__Direction__: Your task is to repeat the listing exactly.

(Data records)

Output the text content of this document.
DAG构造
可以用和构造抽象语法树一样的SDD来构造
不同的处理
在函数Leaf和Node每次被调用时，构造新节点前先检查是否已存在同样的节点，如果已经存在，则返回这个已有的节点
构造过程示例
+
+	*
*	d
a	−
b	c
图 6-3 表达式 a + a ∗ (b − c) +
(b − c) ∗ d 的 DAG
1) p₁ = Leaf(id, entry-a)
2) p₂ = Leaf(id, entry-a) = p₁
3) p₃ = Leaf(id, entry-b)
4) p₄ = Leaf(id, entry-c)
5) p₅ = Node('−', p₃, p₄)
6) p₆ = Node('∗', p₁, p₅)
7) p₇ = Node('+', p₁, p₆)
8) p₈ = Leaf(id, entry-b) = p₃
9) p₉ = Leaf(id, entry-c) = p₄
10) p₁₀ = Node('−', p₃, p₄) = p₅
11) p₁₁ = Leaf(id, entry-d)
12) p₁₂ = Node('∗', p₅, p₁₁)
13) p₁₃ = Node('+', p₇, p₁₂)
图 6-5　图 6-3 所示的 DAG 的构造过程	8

__Expected answer__:
Output the text content of this document.
DAG构造
可以用和构造抽象语法树一样的SDD来构造
不同的处理
在函数Leaf和Node每次被调用时，构造新节点前先检查是否已存在同样的节点，如果已经存在，则返回这个已有的节点
构造过程示例
+
+	*
*	d
a	−
b	c
图 6-3 表达式 a + a ∗ (b − c) +
(b − c) ∗ d 的 DAG
1) p₁ = Leaf(id, entry-a)
2) p₂ = Leaf(id, entry-a) = p₁
3) p₃ = Leaf(id, entry-b)
4) p₄ = Leaf(id, entry-c)
5) p₅ = Node('−', p₃, p₄)
6) p₆ = Node('∗', p₁, p₅)
7) p₇ = Node('+', p₁, p₆)
8) p₈ = Leaf(id, entry-b) = p₃
9) p₉ = Leaf(id, entry-c) = p₄
10) p₁₀ = Node('−', p₃, p₄) = p₅
11) p₁₁ = Leaf(id, entry-d)
12) p₁₂ = Node('∗', p₅, p₁₁)
13) p₁₃ = Node('+', p₇, p₁₂)
图 6-5　图 6-3 所示的 DAG 的构造过程	8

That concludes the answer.